● Material to process:
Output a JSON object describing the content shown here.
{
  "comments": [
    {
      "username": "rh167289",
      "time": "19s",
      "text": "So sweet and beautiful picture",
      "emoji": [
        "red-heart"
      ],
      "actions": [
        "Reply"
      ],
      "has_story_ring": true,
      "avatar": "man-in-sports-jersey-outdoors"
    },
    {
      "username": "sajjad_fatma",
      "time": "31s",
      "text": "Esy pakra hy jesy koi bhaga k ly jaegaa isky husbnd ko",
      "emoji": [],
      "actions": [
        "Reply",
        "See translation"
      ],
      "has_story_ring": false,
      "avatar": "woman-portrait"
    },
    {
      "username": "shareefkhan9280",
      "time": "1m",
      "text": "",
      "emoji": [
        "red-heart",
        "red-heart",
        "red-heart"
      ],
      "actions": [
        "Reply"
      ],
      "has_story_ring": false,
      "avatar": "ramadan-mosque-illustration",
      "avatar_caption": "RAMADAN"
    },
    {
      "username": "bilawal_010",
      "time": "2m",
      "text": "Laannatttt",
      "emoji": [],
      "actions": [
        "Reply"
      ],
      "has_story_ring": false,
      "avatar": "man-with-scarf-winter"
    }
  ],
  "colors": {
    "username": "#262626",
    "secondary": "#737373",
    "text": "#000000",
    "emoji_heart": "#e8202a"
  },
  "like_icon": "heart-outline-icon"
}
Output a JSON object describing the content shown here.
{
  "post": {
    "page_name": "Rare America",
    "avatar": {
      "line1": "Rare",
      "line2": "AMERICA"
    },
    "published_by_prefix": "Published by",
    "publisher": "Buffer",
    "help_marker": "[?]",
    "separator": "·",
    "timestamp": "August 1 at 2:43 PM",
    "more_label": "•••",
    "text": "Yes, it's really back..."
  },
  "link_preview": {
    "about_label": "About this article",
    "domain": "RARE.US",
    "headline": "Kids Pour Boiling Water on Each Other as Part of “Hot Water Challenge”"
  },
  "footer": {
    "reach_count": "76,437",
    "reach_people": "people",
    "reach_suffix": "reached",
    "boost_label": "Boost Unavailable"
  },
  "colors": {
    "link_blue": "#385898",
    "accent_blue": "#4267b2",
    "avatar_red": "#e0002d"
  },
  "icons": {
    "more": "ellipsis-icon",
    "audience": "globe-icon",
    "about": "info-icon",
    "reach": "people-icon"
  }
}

● Work required:
Set all of the records down again, exactly as they stand.

● Problem solution:
Output a JSON object describing the content shown here.
{
  "comments": [
    {
      "username": "rh167289",
      "time": "19s",
      "text": "So sweet and beautiful picture",
      "emoji": [
        "red-heart"
      ],
      "actions": [
        "Reply"
      ],
      "has_story_ring": true,
      "avatar": "man-in-sports-jersey-outdoors"
    },
    {
      "username": "sajjad_fatma",
      "time": "31s",
      "text": "Esy pakra hy jesy koi bhaga k ly jaegaa isky husbnd ko",
      "emoji": [],
      "actions": [
        "Reply",
        "See translation"
      ],
      "has_story_ring": false,
      "avatar": "woman-portrait"
    },
    {
      "username": "shareefkhan9280",
      "time": "1m",
      "text": "",
      "emoji": [
        "red-heart",
        "red-heart",
        "red-heart"
      ],
      "actions": [
        "Reply"
      ],
      "has_story_ring": false,
      "avatar": "ramadan-mosque-illustration",
      "avatar_caption": "RAMADAN"
    },
    {
      "username": "bilawal_010",
      "time": "2m",
      "text": "Laannatttt",
      "emoji": [],
      "actions": [
        "Reply"
      ],
      "has_story_ring": false,
      "avatar": "man-with-scarf-winter"
    }
  ],
  "colors": {
    "username": "#262626",
    "secondary": "#737373",
    "text": "#000000",
    "emoji_heart": "#e8202a"
  },
  "like_icon": "heart-outline-icon"
}
Output a JSON object describing the content shown here.
{
  "post": {
    "page_name": "Rare America",
    "avatar": {
      "line1": "Rare",
      "line2": "AMERICA"
    },
    "published_by_prefix": "Published by",
    "publisher": "Buffer",
    "help_marker": "[?]",
    "separator": "·",
    "timestamp": "August 1 at 2:43 PM",
    "more_label": "•••",
    "text": "Yes, it's really back..."
  },
  "link_preview": {
    "about_label": "About this article",
    "domain": "RARE.US",
    "headline": "Kids Pour Boiling Water on Each Other as Part of “Hot Water Challenge”"
  },
  "footer": {
    "reach_count": "76,437",
    "reach_people": "people",
    "reach_suffix": "reached",
    "boost_label": "Boost Unavailable"
  },
  "colors": {
    "link_blue": "#385898",
    "accent_blue": "#4267b2",
    "avatar_red": "#e0002d"
  },
  "icons": {
    "more": "ellipsis-icon",
    "audience": "globe-icon",
    "about": "info-icon",
    "reach": "people-icon"
  }
}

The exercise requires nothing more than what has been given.